Structured figure records:
= = =
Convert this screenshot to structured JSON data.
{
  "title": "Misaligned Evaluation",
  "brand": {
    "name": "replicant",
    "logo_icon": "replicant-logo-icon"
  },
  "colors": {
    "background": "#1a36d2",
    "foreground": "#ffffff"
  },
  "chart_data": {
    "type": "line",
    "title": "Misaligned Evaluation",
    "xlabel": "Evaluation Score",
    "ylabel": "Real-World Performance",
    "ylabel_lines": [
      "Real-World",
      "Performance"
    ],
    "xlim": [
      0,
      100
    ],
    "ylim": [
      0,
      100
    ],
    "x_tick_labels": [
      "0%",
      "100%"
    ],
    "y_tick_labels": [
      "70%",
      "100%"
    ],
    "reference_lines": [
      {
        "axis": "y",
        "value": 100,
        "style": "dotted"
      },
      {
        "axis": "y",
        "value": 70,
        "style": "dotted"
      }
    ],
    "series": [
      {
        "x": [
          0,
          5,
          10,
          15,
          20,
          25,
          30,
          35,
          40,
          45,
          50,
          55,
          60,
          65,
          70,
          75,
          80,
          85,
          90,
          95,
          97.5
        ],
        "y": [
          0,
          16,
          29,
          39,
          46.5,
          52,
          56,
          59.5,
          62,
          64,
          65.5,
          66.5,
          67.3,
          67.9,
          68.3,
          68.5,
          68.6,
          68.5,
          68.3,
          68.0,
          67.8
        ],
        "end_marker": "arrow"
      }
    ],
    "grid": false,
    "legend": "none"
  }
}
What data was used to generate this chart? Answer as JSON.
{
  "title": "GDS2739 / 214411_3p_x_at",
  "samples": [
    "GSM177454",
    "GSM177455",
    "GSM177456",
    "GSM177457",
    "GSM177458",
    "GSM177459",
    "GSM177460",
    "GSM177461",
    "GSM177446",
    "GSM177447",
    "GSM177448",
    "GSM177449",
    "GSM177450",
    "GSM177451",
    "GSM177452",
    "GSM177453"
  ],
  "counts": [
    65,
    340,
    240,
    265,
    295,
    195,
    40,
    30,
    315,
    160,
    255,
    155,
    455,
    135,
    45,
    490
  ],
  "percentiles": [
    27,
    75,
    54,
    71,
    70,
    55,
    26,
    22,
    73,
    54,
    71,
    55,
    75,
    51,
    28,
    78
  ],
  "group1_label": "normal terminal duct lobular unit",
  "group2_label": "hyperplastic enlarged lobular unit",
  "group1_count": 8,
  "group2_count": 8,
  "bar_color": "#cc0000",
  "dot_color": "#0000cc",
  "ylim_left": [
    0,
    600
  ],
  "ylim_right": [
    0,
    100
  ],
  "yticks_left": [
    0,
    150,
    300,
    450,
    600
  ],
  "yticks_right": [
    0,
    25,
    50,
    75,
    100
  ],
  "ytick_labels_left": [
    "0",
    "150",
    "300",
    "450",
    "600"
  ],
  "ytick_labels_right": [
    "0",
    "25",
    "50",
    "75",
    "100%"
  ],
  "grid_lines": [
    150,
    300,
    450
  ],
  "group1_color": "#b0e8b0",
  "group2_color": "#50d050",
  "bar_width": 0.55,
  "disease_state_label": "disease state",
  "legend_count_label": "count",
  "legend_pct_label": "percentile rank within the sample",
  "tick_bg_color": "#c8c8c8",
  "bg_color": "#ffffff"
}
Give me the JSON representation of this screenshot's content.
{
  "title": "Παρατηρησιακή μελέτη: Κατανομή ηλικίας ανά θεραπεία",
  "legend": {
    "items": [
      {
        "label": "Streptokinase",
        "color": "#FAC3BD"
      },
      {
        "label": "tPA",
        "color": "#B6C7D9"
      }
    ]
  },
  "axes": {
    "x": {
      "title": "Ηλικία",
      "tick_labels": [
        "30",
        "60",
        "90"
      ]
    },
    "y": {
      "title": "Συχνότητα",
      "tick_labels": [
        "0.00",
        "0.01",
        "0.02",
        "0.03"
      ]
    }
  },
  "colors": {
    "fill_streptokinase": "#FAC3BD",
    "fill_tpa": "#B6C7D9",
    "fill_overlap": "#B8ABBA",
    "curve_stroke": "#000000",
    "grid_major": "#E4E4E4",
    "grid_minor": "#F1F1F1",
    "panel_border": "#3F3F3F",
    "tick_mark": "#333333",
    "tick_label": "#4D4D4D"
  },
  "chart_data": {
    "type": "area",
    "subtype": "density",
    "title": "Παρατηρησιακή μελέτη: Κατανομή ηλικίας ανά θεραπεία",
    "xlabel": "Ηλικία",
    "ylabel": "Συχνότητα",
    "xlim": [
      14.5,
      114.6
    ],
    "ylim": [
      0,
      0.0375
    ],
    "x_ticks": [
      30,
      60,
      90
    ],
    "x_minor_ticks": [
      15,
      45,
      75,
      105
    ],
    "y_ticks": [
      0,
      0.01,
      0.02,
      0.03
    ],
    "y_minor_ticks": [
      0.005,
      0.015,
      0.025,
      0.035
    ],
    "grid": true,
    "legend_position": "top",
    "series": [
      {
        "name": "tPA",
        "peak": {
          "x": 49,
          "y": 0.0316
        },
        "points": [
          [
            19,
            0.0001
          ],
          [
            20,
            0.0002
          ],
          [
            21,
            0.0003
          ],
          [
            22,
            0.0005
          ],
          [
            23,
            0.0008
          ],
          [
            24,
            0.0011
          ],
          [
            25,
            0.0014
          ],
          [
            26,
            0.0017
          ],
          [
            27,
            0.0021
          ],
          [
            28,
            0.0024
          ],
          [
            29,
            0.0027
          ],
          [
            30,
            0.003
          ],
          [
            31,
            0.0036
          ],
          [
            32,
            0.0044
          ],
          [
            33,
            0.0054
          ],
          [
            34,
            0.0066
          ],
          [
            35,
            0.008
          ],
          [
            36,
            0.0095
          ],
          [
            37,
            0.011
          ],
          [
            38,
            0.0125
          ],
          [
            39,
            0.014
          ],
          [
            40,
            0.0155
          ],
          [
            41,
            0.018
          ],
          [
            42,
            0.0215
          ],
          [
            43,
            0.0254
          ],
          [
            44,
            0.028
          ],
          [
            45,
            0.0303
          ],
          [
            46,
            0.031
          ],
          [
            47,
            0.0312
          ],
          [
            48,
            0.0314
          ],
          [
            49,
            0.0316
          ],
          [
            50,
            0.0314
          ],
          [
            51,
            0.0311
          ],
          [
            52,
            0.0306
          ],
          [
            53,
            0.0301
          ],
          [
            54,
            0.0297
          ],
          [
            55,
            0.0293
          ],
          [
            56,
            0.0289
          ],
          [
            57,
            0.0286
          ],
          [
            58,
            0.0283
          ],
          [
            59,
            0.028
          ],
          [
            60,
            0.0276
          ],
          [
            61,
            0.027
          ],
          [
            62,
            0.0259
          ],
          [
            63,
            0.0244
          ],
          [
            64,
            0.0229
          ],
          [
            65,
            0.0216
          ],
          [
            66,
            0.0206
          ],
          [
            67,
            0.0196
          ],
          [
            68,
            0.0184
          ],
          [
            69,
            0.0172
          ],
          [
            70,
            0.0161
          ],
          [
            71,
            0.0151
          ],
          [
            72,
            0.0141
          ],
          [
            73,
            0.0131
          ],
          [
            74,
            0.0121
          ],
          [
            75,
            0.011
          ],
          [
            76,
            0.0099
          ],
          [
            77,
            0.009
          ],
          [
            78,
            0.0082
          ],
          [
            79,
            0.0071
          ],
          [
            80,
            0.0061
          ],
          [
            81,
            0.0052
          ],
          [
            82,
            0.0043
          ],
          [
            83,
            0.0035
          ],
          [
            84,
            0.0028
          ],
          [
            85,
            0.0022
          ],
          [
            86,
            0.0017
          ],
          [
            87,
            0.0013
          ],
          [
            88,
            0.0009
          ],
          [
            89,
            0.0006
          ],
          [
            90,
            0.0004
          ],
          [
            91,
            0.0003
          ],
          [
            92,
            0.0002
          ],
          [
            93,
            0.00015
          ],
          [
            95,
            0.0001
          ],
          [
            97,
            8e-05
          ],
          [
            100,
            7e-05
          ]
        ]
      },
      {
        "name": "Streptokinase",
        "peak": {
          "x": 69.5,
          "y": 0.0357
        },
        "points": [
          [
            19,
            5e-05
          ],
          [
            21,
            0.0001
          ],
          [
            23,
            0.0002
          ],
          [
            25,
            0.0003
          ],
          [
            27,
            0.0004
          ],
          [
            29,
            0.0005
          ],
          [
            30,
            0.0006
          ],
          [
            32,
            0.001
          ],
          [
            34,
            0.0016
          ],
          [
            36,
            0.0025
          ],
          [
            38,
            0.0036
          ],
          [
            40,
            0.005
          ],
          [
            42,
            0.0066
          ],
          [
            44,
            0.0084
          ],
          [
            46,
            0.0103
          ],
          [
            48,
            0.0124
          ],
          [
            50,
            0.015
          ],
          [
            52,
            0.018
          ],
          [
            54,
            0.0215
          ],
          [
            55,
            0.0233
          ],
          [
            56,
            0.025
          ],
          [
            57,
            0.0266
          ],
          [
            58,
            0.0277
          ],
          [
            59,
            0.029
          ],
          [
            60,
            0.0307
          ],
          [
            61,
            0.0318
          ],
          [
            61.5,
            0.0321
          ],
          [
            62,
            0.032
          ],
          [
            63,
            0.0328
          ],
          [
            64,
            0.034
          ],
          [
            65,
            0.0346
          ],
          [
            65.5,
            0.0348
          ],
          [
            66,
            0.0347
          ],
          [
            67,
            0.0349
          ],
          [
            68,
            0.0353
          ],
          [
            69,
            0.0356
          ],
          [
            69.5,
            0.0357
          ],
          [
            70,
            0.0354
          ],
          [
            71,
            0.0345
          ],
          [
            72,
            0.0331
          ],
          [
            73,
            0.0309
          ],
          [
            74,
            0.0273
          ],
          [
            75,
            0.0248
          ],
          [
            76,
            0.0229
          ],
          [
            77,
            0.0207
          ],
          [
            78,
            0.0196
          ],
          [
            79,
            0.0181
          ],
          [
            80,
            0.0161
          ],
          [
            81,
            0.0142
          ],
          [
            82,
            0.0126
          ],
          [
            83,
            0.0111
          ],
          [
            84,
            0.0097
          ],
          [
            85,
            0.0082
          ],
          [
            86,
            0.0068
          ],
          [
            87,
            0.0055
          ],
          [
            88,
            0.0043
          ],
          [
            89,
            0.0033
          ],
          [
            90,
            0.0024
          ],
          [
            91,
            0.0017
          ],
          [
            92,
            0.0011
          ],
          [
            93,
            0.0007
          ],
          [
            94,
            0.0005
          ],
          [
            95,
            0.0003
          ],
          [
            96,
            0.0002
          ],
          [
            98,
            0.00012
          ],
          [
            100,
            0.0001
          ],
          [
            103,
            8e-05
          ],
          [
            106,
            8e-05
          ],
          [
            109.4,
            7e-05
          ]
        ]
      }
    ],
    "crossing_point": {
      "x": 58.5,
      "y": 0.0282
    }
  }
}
= = =
Report back each line of the entries that holds the string "Κατανομή".

- **Final answer**:
  "title": "Παρατηρησιακή μελέτη: Κατανομή ηλικίας ανά θεραπεία",
    "title": "Παρατηρησιακή μελέτη: Κατανομή ηλικίας ανά θεραπεία",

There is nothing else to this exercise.